## SET EXERCISE
Reproduce the rows verbatim, beginning at the line that contains "help-button[interactable]: ? [1084, 15, 1106, 41]" and stopping after the line that contains "footer: enComm @".

Begin

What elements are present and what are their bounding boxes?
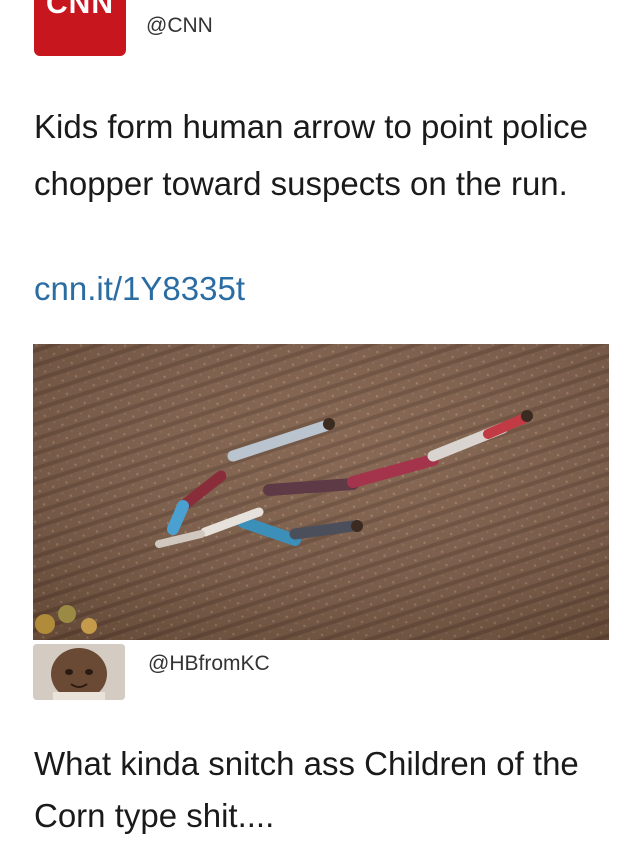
aerial-field-photo[interactable] <box>33 344 609 640</box>
cnn-tweet-link[interactable]: cnn.it/1Y8335t <box>34 270 245 308</box>
cnn-logo-text: CNN <box>46 0 114 20</box>
field-photo-drawing <box>33 344 609 640</box>
hbfromkc-handle[interactable]: @HBfromKC <box>148 652 270 676</box>
baby-avatar-icon <box>33 644 125 700</box>
cnn-tweet-text: Kids form human arrow to point police ch… <box>34 108 588 202</box>
hbfromkc-avatar-icon[interactable] <box>33 644 125 700</box>
tweet-header-cnn: CNN @CNN <box>34 0 594 60</box>
cnn-logo-icon[interactable]: CNN <box>34 0 126 56</box>
hbfromkc-tweet-text: What kinda snitch ass Children of the Co… <box>34 745 579 834</box>
cnn-handle[interactable]: @CNN <box>146 14 213 38</box>
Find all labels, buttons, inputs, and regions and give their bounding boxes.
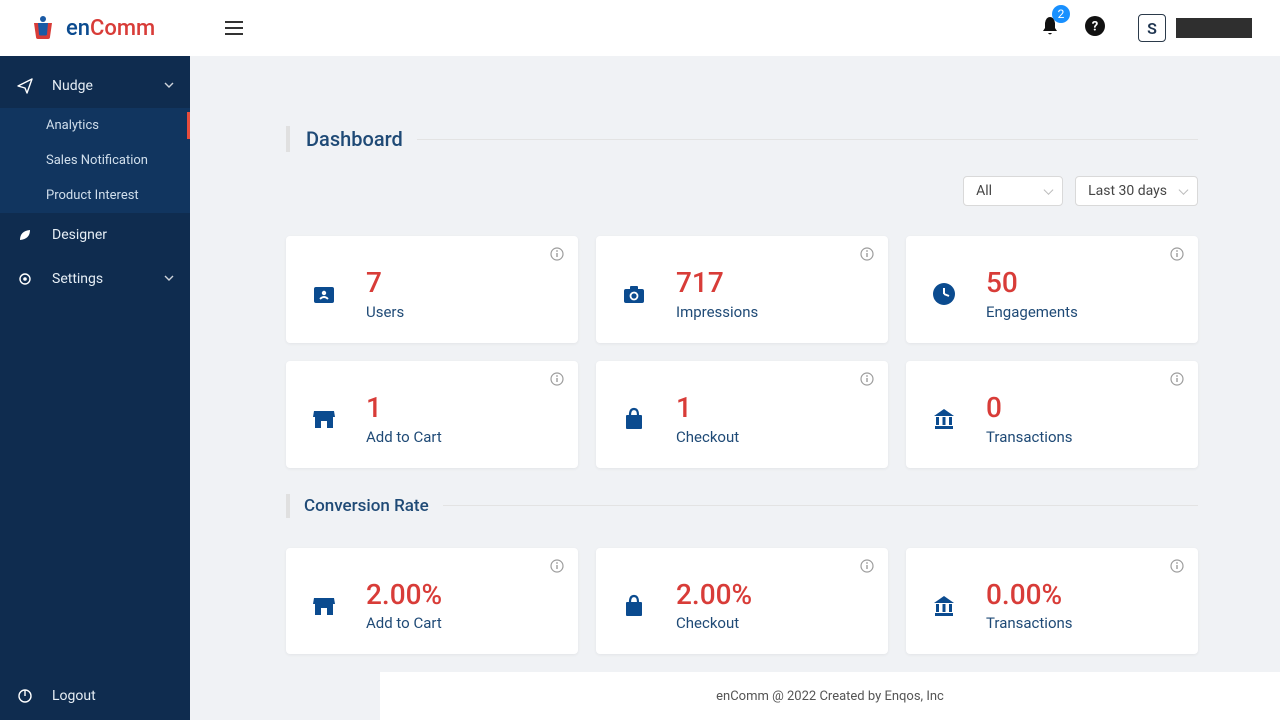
help-button[interactable]: ? [1084, 15, 1106, 41]
logo-mark-icon [28, 13, 58, 43]
scope-filter-select[interactable]: All [963, 176, 1063, 206]
metric-card-users: 7 Users [286, 236, 578, 343]
bank-icon [930, 593, 958, 619]
metric-label: Add to Cart [366, 428, 442, 446]
metric-value: 1 [676, 393, 739, 424]
sidebar-subitem-product-interest[interactable]: Product Interest [0, 178, 190, 213]
metric-card-checkout: 1 Checkout [596, 361, 888, 468]
main-content: Dashboard All Last 30 days 7 Use [190, 56, 1280, 694]
svg-text:?: ? [1092, 20, 1098, 35]
metric-value: 2.00% [676, 580, 752, 611]
logo[interactable]: enComm [28, 13, 188, 43]
chevron-down-icon [164, 271, 174, 287]
sidebar-item-label: Nudge [52, 78, 93, 94]
metric-value: 0.00% [986, 580, 1073, 611]
sidebar-item-settings[interactable]: Settings [0, 257, 190, 301]
logo-text: enComm [66, 16, 155, 41]
topbar: enComm 2 ? S [0, 0, 1280, 56]
info-icon[interactable] [860, 558, 874, 577]
metrics-grid: 7 Users 717 Impressions [286, 236, 1198, 468]
metric-value: 1 [366, 393, 442, 424]
metric-value: 7 [366, 268, 404, 299]
clock-icon [930, 281, 958, 307]
footer: enComm @ 2022 Created by Enqos, Inc [380, 672, 1280, 720]
info-icon[interactable] [860, 246, 874, 265]
sidebar-subitem-sales-notification[interactable]: Sales Notification [0, 143, 190, 178]
help-icon: ? [1084, 15, 1106, 37]
conversion-grid: 2.00% Add to Cart 2.00% Checkout [286, 548, 1198, 655]
users-badge-icon [310, 281, 338, 307]
conversion-section-header: Conversion Rate [286, 494, 1198, 518]
metric-value: 2.00% [366, 580, 442, 611]
notification-badge: 2 [1052, 5, 1070, 23]
metric-card-add-to-cart: 1 Add to Cart [286, 361, 578, 468]
avatar[interactable]: S [1138, 14, 1166, 42]
user-name-redacted [1176, 18, 1252, 38]
metric-label: Transactions [986, 614, 1073, 632]
sidebar-subitem-label: Product Interest [46, 188, 139, 203]
sidebar-item-designer[interactable]: Designer [0, 213, 190, 257]
metric-card-impressions: 717 Impressions [596, 236, 888, 343]
info-icon[interactable] [1170, 558, 1184, 577]
metric-card-transactions: 0 Transactions [906, 361, 1198, 468]
leaf-icon [16, 227, 34, 243]
metric-label: Impressions [676, 303, 758, 321]
sidebar: Nudge Analytics Sales Notification Produ… [0, 56, 190, 720]
metric-label: Add to Cart [366, 614, 442, 632]
store-icon [310, 406, 338, 432]
date-range-select[interactable]: Last 30 days [1075, 176, 1198, 206]
camera-icon [620, 282, 648, 306]
info-icon[interactable] [550, 558, 564, 577]
sidebar-item-label: Designer [52, 227, 107, 243]
metric-label: Users [366, 303, 404, 321]
metric-label: Transactions [986, 428, 1073, 446]
notifications-button[interactable]: 2 [1040, 15, 1060, 41]
conversion-card-add-to-cart: 2.00% Add to Cart [286, 548, 578, 655]
metric-card-engagements: 50 Engagements [906, 236, 1198, 343]
info-icon[interactable] [1170, 246, 1184, 265]
info-icon[interactable] [860, 371, 874, 390]
metric-label: Engagements [986, 303, 1078, 321]
conversion-card-transactions: 0.00% Transactions [906, 548, 1198, 655]
bag-icon [620, 406, 648, 432]
page-title-row: Dashboard [286, 126, 1198, 152]
info-icon[interactable] [1170, 371, 1184, 390]
sidebar-item-label: Settings [52, 271, 103, 287]
metric-value: 0 [986, 393, 1073, 424]
chevron-down-icon [164, 78, 174, 94]
sidebar-subitem-label: Sales Notification [46, 153, 148, 168]
conversion-card-checkout: 2.00% Checkout [596, 548, 888, 655]
metric-value: 717 [676, 268, 758, 299]
sidebar-item-nudge[interactable]: Nudge [0, 64, 190, 108]
page-title: Dashboard [306, 127, 403, 151]
metric-value: 50 [986, 268, 1078, 299]
bank-icon [930, 406, 958, 432]
metric-label: Checkout [676, 614, 752, 632]
section-title: Conversion Rate [304, 496, 429, 516]
gear-icon [16, 271, 34, 287]
logout-label: Logout [52, 688, 96, 704]
info-icon[interactable] [550, 371, 564, 390]
metric-label: Checkout [676, 428, 739, 446]
bag-icon [620, 593, 648, 619]
menu-toggle-icon[interactable] [224, 20, 244, 36]
paper-plane-icon [16, 78, 34, 94]
sidebar-subitem-label: Analytics [46, 118, 99, 133]
sidebar-subitem-analytics[interactable]: Analytics [0, 108, 190, 143]
logout-icon [16, 688, 34, 704]
info-icon[interactable] [550, 246, 564, 265]
store-icon [310, 593, 338, 619]
logout-button[interactable]: Logout [0, 672, 190, 720]
footer-text: enComm @ 2022 Created by Enqos, Inc [716, 689, 944, 704]
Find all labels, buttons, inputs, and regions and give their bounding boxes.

End

## RESULT FOR THIS TASK
help-button[interactable]: ? [1084, 15, 1106, 41]
logo-mark-icon [28, 13, 58, 43]
scope-filter-select[interactable]: All [963, 176, 1063, 206]
metric-card-users: 7 Users [286, 236, 578, 343]
bank-icon [930, 593, 958, 619]
metric-label: Add to Cart [366, 428, 442, 446]
metric-value: 1 [676, 393, 739, 424]
sidebar-subitem-product-interest[interactable]: Product Interest [0, 178, 190, 213]
metric-card-checkout: 1 Checkout [596, 361, 888, 468]
main-content: Dashboard All Last 30 days 7 Use [190, 56, 1280, 694]
svg-text:?: ? [1092, 20, 1098, 35]
metric-value: 2.00% [676, 580, 752, 611]
logo[interactable]: enComm [28, 13, 188, 43]
chevron-down-icon [164, 271, 174, 287]
sidebar-item-label: Nudge [52, 78, 93, 94]
metric-value: 0.00% [986, 580, 1073, 611]
sidebar-item-settings[interactable]: Settings [0, 257, 190, 301]
logo-text: enComm [66, 16, 155, 41]
topbar: enComm 2 ? S [0, 0, 1280, 56]
info-icon[interactable] [860, 558, 874, 577]
metrics-grid: 7 Users 717 Impressions [286, 236, 1198, 468]
metric-value: 1 [366, 393, 442, 424]
metric-value: 7 [366, 268, 404, 299]
clock-icon [930, 281, 958, 307]
footer: enComm @ 2022 Created by Enqos, Inc [380, 672, 1280, 720]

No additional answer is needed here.